» Do this: Check each line of the records below and collect those holding "percent".
:: Records provided
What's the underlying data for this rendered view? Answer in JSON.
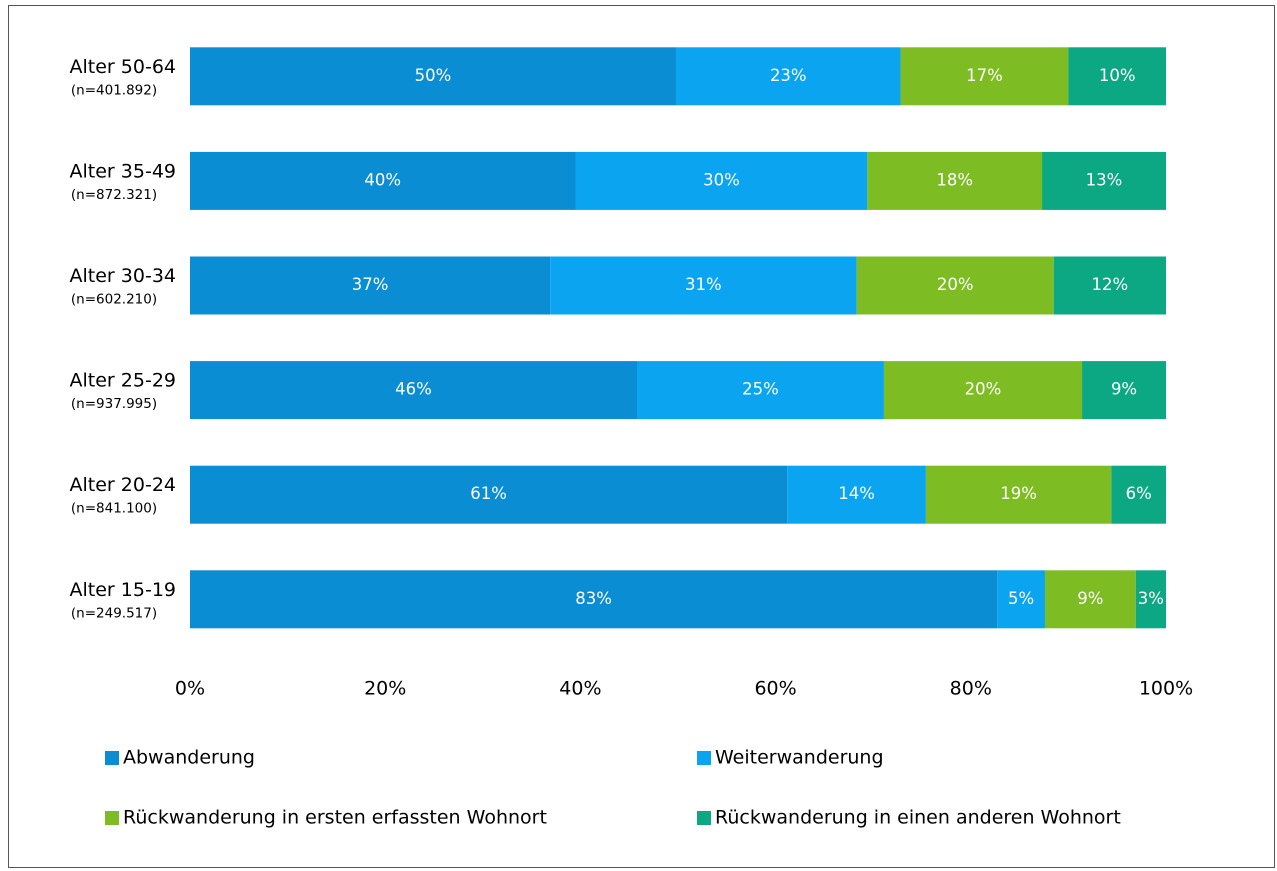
{
  "chart_data": {
    "type": "stacked-bar-horizontal",
    "categories": [
      "Alter 50-64",
      "Alter 35-49",
      "Alter 30-34",
      "Alter 25-29",
      "Alter 20-24",
      "Alter 15-19"
    ],
    "category_subtitles": [
      "(n=401.892)",
      "(n=872.321)",
      "(n=602.210)",
      "(n=937.995)",
      "(n=841.100)",
      "(n=249.517)"
    ],
    "series": [
      {
        "name": "Abwanderung",
        "color": "#0b8dd3",
        "values": [
          49.8,
          39.5,
          36.9,
          45.8,
          61.2,
          82.7
        ],
        "value_labels": [
          "50%",
          "40%",
          "37%",
          "46%",
          "61%",
          "83%"
        ]
      },
      {
        "name": "Weiterwanderung",
        "color": "#0aa4f0",
        "values": [
          23.0,
          29.9,
          31.4,
          25.3,
          14.2,
          4.9
        ],
        "value_labels": [
          "23%",
          "30%",
          "31%",
          "25%",
          "14%",
          "5%"
        ]
      },
      {
        "name": "Rückwanderung in ersten erfassten Wohnort",
        "color": "#7dbd23",
        "values": [
          17.2,
          17.9,
          20.2,
          20.3,
          19.0,
          9.3
        ],
        "value_labels": [
          "17%",
          "18%",
          "20%",
          "20%",
          "19%",
          "9%"
        ]
      },
      {
        "name": "Rückwanderung in einen anderen Wohnort",
        "color": "#0ca783",
        "values": [
          10.0,
          12.7,
          11.5,
          8.6,
          5.6,
          3.1
        ],
        "value_labels": [
          "10%",
          "13%",
          "12%",
          "9%",
          "6%",
          "3%"
        ]
      }
    ],
    "xlim": [
      0,
      100
    ],
    "xticks": [
      {
        "value": 0,
        "label": "0%"
      },
      {
        "value": 20,
        "label": "20%"
      },
      {
        "value": 40,
        "label": "40%"
      },
      {
        "value": 60,
        "label": "60%"
      },
      {
        "value": 80,
        "label": "80%"
      },
      {
        "value": 100,
        "label": "100%"
      }
    ],
    "legend": "bottom"
  }
}
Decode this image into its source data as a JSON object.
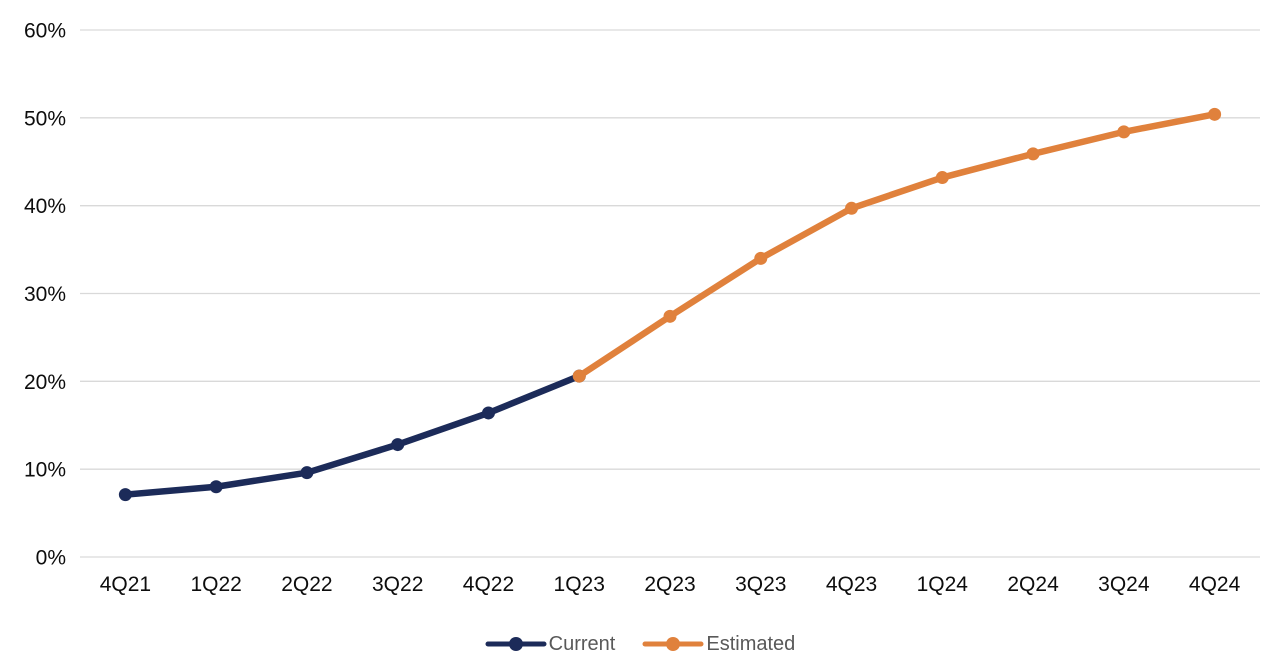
{
  "chart_data": {
    "type": "line",
    "categories": [
      "4Q21",
      "1Q22",
      "2Q22",
      "3Q22",
      "4Q22",
      "1Q23",
      "2Q23",
      "3Q23",
      "4Q23",
      "1Q24",
      "2Q24",
      "3Q24",
      "4Q24"
    ],
    "series": [
      {
        "name": "Current",
        "color": "#1C2B59",
        "values": [
          7.1,
          8.0,
          9.6,
          12.8,
          16.4,
          20.6,
          null,
          null,
          null,
          null,
          null,
          null,
          null
        ]
      },
      {
        "name": "Estimated",
        "color": "#E0813C",
        "values": [
          null,
          null,
          null,
          null,
          null,
          20.6,
          27.4,
          34.0,
          39.7,
          43.2,
          45.9,
          48.4,
          50.4
        ]
      }
    ],
    "title": "",
    "xlabel": "",
    "ylabel": "",
    "ylim": [
      0,
      60
    ],
    "ytick_step": 10,
    "ytick_labels": [
      "0%",
      "10%",
      "20%",
      "30%",
      "40%",
      "50%",
      "60%"
    ],
    "grid": true,
    "marker": "circle",
    "legend_position": "bottom-center",
    "colors": {
      "gridline": "#D9D9D9",
      "tick_label": "#0D0D0D",
      "legend_text": "#595959",
      "background": "#FFFFFF"
    }
  }
}
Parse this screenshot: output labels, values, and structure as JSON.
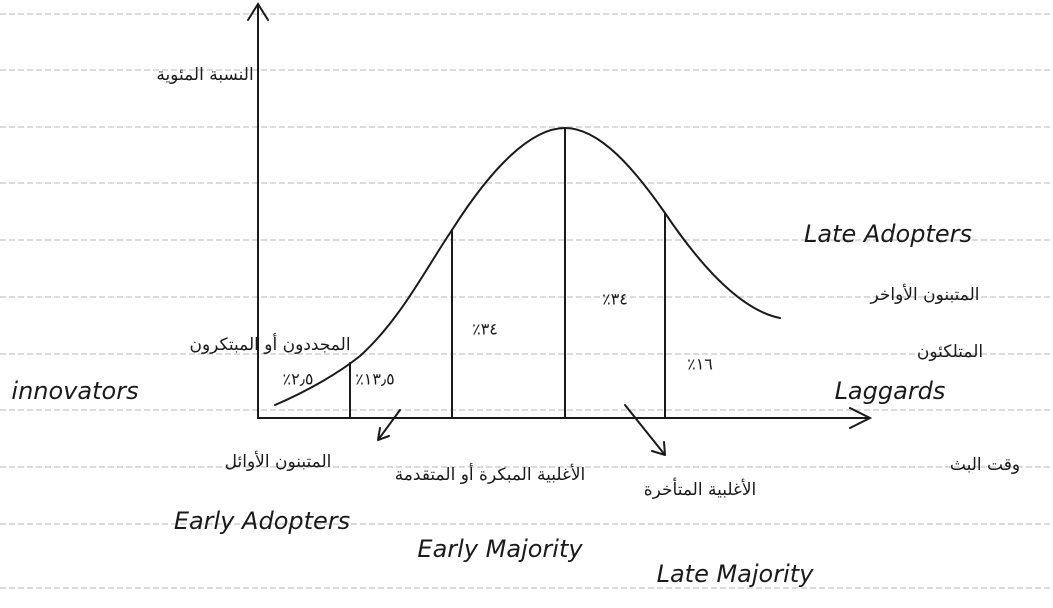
{
  "axes": {
    "y_label": "النسبة المئوية",
    "x_label": "وقت البث"
  },
  "segments": [
    {
      "percent": "٪٢٫٥"
    },
    {
      "percent": "٪١٣٫٥"
    },
    {
      "percent": "٪٣٤"
    },
    {
      "percent": "٪٣٤"
    },
    {
      "percent": "٪١٦"
    }
  ],
  "groups": [
    {
      "arabic": "المجددون أو المبتكرون",
      "english": "innovators"
    },
    {
      "arabic": "المتبنون الأوائل",
      "english": "Early Adopters"
    },
    {
      "arabic": "الأغلبية المبكرة أو المتقدمة",
      "english": "Early Majority"
    },
    {
      "arabic": "الأغلبية المتأخرة",
      "english": "Late Majority"
    },
    {
      "arabic": "المتبنون الأواخر",
      "english": "Late Adopters"
    },
    {
      "arabic": "المتلكئون",
      "english": "Laggards"
    }
  ]
}
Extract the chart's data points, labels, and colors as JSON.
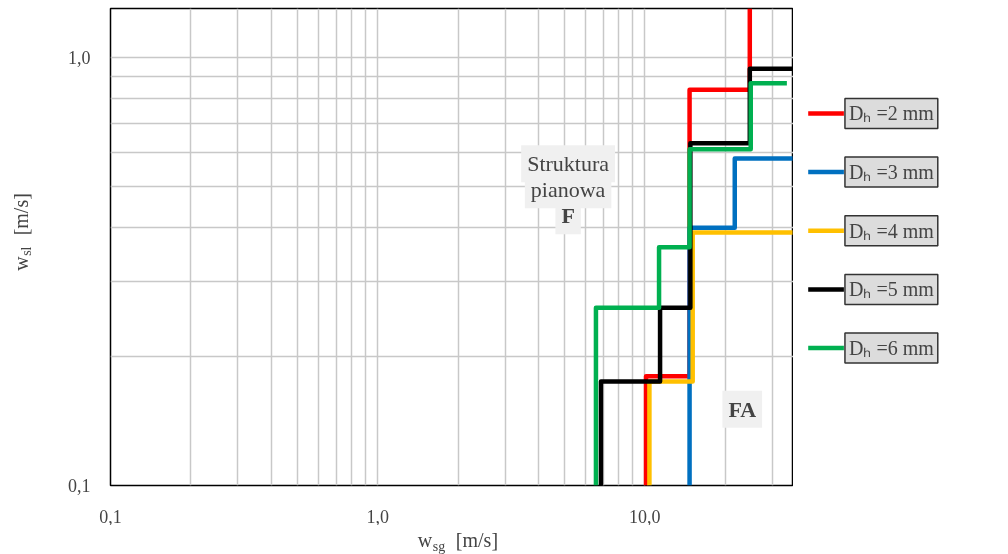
::::
» Result of the task:
      "percent": "٪٢٫٥"
      "percent": "٪١٣٫٥"
      "percent": "٪٣٤"
      "percent": "٪٣٤"
      "percent": "٪١٦"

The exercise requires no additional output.